● **Your task**:
Write out every line of the records below, changing nothing.

(Element boundary records)
(begin)

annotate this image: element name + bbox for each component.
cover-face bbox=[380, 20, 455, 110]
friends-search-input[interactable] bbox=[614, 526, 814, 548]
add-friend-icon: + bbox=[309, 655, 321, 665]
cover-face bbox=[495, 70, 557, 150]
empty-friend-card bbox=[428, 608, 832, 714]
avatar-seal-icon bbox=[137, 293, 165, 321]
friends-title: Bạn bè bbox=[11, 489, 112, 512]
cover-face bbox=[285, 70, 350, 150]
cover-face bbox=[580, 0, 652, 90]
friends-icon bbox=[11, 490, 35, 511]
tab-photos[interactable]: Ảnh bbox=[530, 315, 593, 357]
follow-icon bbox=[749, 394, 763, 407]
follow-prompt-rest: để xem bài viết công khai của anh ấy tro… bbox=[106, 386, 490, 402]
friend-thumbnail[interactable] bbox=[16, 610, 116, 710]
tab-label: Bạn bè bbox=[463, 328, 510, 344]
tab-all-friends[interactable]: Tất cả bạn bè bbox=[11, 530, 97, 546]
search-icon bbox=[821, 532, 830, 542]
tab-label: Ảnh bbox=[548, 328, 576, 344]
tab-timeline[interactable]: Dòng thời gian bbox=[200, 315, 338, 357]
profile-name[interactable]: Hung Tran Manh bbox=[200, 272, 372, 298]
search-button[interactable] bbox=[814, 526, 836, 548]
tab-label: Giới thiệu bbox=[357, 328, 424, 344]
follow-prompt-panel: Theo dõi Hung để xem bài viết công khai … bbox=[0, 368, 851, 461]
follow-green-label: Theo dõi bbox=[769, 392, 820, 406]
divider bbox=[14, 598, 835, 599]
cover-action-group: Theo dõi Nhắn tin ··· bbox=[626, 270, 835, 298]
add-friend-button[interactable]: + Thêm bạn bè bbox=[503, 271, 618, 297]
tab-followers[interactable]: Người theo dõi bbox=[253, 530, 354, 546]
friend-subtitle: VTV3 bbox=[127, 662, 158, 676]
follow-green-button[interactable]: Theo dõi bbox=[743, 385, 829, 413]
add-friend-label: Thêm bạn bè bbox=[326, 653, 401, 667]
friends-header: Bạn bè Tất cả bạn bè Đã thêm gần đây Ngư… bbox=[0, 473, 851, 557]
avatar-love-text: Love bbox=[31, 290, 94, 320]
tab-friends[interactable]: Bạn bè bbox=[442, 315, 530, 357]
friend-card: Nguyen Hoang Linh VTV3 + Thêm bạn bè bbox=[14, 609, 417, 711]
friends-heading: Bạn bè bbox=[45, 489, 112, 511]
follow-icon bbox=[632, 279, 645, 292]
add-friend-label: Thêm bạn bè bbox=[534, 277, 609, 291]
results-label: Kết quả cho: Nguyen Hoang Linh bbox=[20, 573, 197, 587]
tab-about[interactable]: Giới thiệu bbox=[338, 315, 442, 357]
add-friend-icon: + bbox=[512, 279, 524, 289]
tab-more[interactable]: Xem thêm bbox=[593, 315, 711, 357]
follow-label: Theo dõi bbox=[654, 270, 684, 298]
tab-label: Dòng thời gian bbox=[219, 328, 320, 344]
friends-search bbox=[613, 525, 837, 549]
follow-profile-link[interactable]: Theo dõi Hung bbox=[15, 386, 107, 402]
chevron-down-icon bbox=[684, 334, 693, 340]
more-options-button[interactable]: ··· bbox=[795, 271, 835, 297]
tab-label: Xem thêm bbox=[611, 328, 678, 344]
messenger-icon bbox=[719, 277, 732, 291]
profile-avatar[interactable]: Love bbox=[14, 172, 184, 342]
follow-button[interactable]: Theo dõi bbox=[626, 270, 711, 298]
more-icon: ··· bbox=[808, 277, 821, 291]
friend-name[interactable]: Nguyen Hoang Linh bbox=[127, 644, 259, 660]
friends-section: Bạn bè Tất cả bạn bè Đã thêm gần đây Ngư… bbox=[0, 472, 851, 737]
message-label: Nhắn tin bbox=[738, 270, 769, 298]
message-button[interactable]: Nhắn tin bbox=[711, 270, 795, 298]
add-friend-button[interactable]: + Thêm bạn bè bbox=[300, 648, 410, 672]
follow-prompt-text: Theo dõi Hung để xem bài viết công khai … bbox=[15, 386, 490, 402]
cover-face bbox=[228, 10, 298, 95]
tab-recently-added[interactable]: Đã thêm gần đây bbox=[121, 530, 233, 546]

(end)

● **Task solution**:
annotate this image: element name + bbox for each component.
cover-face bbox=[380, 20, 455, 110]
friends-search-input[interactable] bbox=[614, 526, 814, 548]
add-friend-icon: + bbox=[309, 655, 321, 665]
cover-face bbox=[495, 70, 557, 150]
empty-friend-card bbox=[428, 608, 832, 714]
avatar-seal-icon bbox=[137, 293, 165, 321]
friends-title: Bạn bè bbox=[11, 489, 112, 512]
cover-face bbox=[285, 70, 350, 150]
cover-face bbox=[580, 0, 652, 90]
friends-icon bbox=[11, 490, 35, 511]
tab-photos[interactable]: Ảnh bbox=[530, 315, 593, 357]
follow-icon bbox=[749, 394, 763, 407]
follow-prompt-rest: để xem bài viết công khai của anh ấy tro… bbox=[106, 386, 490, 402]
friend-thumbnail[interactable] bbox=[16, 610, 116, 710]
tab-label: Bạn bè bbox=[463, 328, 510, 344]
tab-all-friends[interactable]: Tất cả bạn bè bbox=[11, 530, 97, 546]
search-icon bbox=[821, 532, 830, 542]
tab-label: Ảnh bbox=[548, 328, 576, 344]
tab-timeline[interactable]: Dòng thời gian bbox=[200, 315, 338, 357]
profile-name[interactable]: Hung Tran Manh bbox=[200, 272, 372, 298]
search-button[interactable] bbox=[814, 526, 836, 548]
tab-label: Giới thiệu bbox=[357, 328, 424, 344]
follow-prompt-panel: Theo dõi Hung để xem bài viết công khai … bbox=[0, 368, 851, 461]
follow-green-label: Theo dõi bbox=[769, 392, 820, 406]
divider bbox=[14, 598, 835, 599]
cover-action-group: Theo dõi Nhắn tin ··· bbox=[626, 270, 835, 298]
add-friend-button[interactable]: + Thêm bạn bè bbox=[503, 271, 618, 297]
tab-followers[interactable]: Người theo dõi bbox=[253, 530, 354, 546]
friend-subtitle: VTV3 bbox=[127, 662, 158, 676]
follow-green-button[interactable]: Theo dõi bbox=[743, 385, 829, 413]
add-friend-label: Thêm bạn bè bbox=[326, 653, 401, 667]
friends-header: Bạn bè Tất cả bạn bè Đã thêm gần đây Ngư… bbox=[0, 473, 851, 557]
avatar-love-text: Love bbox=[31, 290, 94, 320]
tab-friends[interactable]: Bạn bè bbox=[442, 315, 530, 357]
friend-card: Nguyen Hoang Linh VTV3 + Thêm bạn bè bbox=[14, 609, 417, 711]
friends-heading: Bạn bè bbox=[45, 489, 112, 511]
follow-icon bbox=[632, 279, 645, 292]
add-friend-label: Thêm bạn bè bbox=[534, 277, 609, 291]
results-label: Kết quả cho: Nguyen Hoang Linh bbox=[20, 573, 197, 587]
tab-about[interactable]: Giới thiệu bbox=[338, 315, 442, 357]
add-friend-icon: + bbox=[512, 279, 524, 289]
tab-more[interactable]: Xem thêm bbox=[593, 315, 711, 357]
follow-label: Theo dõi bbox=[654, 270, 684, 298]
tab-label: Dòng thời gian bbox=[219, 328, 320, 344]
friends-search bbox=[613, 525, 837, 549]
follow-profile-link[interactable]: Theo dõi Hung bbox=[15, 386, 107, 402]
chevron-down-icon bbox=[684, 334, 693, 340]
more-options-button[interactable]: ··· bbox=[795, 271, 835, 297]
tab-label: Xem thêm bbox=[611, 328, 678, 344]
messenger-icon bbox=[719, 277, 732, 291]
profile-avatar[interactable]: Love bbox=[14, 172, 184, 342]
follow-button[interactable]: Theo dõi bbox=[626, 270, 711, 298]
more-icon: ··· bbox=[808, 277, 821, 291]
friend-name[interactable]: Nguyen Hoang Linh bbox=[127, 644, 259, 660]
friends-section: Bạn bè Tất cả bạn bè Đã thêm gần đây Ngư… bbox=[0, 472, 851, 737]
message-label: Nhắn tin bbox=[738, 270, 769, 298]
message-button[interactable]: Nhắn tin bbox=[711, 270, 795, 298]
add-friend-button[interactable]: + Thêm bạn bè bbox=[300, 648, 410, 672]
follow-prompt-text: Theo dõi Hung để xem bài viết công khai … bbox=[15, 386, 490, 402]
cover-face bbox=[228, 10, 298, 95]
tab-recently-added[interactable]: Đã thêm gần đây bbox=[121, 530, 233, 546]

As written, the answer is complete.